**Directive:** Wherever the string "performance" occurs in a line of these records, report that line.
== Record set
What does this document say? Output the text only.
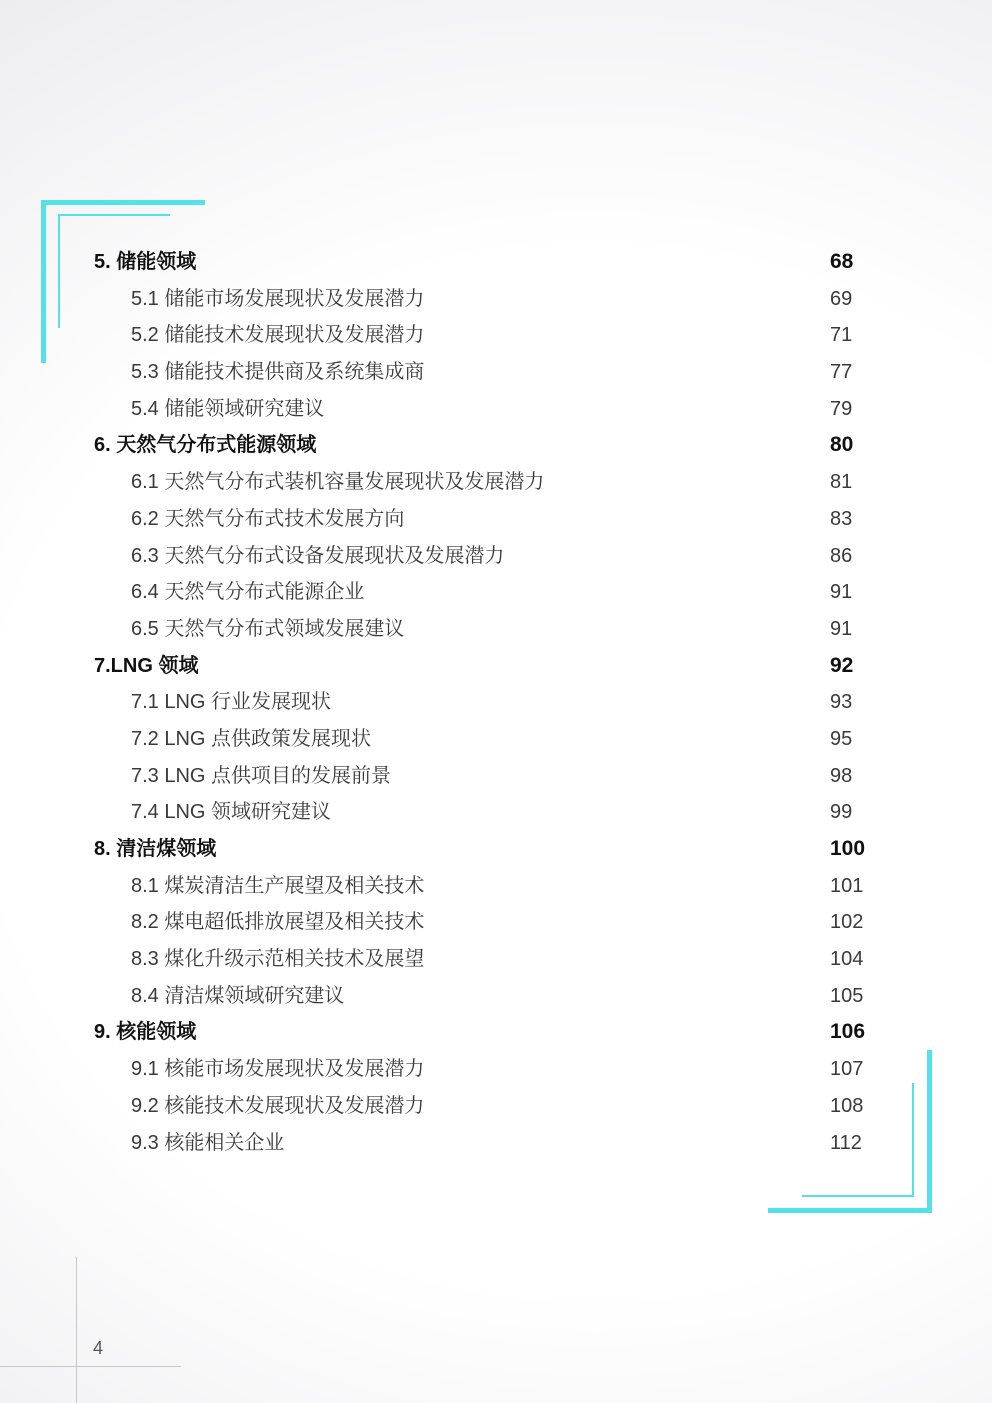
5. 储能领域	68
5.1 储能市场发展现状及发展潜力	69
5.2 储能技术发展现状及发展潜力	71
5.3 储能技术提供商及系统集成商	77
5.4 储能领域研究建议	79
6. 天然气分布式能源领域	80
6.1 天然气分布式装机容量发展现状及发展潜力	81
6.2 天然气分布式技术发展方向	83
6.3 天然气分布式设备发展现状及发展潜力	86
6.4 天然气分布式能源企业	91
6.5 天然气分布式领域发展建议	91
7.LNG 领域	92
7.1 LNG 行业发展现状	93
7.2 LNG 点供政策发展现状	95
7.3 LNG 点供项目的发展前景	98
7.4 LNG 领域研究建议	99
8. 清洁煤领域	100
8.1 煤炭清洁生产展望及相关技术	101
8.2 煤电超低排放展望及相关技术	102
8.3 煤化升级示范相关技术及展望	104
8.4 清洁煤领域研究建议	105
9. 核能领域	106
9.1 核能市场发展现状及发展潜力	107
9.2 核能技术发展现状及发展潜力	108
9.3 核能相关企业	112
4
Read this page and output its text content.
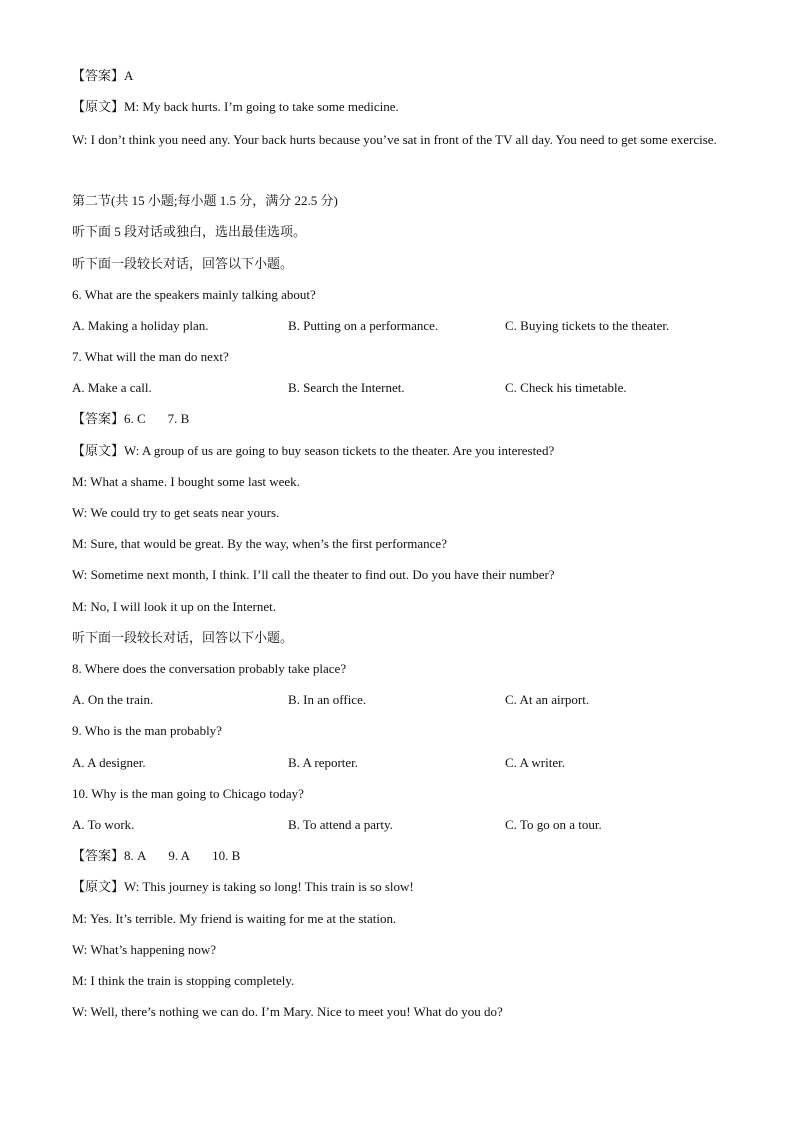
【答案】A
【原文】M: My back hurts. I’m going to take some medicine.
W: I don’t think you need any. Your back hurts because you’ve sat in front of the TV all day. You need to get some exercise.
第二节(共 15 小题;每小题 1.5 分，满分 22.5 分)
听下面 5 段对话或独白，选出最佳选项。
听下面一段较长对话，回答以下小题。
6. What are the speakers mainly talking about?
A. Making a holiday plan.	B. Putting on a performance.	C. Buying tickets to the theater.
7. What will the man do next?
A. Make a call.	B. Search the Internet.	C. Check his timetable.
【答案】6. C 7. B
【原文】W: A group of us are going to buy season tickets to the theater. Are you interested?
M: What a shame. I bought some last week.
W: We could try to get seats near yours.
M: Sure, that would be great. By the way, when’s the first performance?
W: Sometime next month, I think. I’ll call the theater to find out. Do you have their number?
M: No, I will look it up on the Internet.
听下面一段较长对话，回答以下小题。
8. Where does the conversation probably take place?
A. On the train.	B. In an office.	C. At an airport.
9. Who is the man probably?
A. A designer.	B. A reporter.	C. A writer.
10. Why is the man going to Chicago today?
A. To work.	B. To attend a party.	C. To go on a tour.
【答案】8. A 9. A 10. B
【原文】W: This journey is taking so long! This train is so slow!
M: Yes. It’s terrible. My friend is waiting for me at the station.
W: What’s happening now?
M: I think the train is stopping completely.
W: Well, there’s nothing we can do. I’m Mary. Nice to meet you! What do you do?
====
**Written solution:**
A. Making a holiday plan.	B. Putting on a performance.	C. Buying tickets to the theater.
M: Sure, that would be great. By the way, when’s the first performance?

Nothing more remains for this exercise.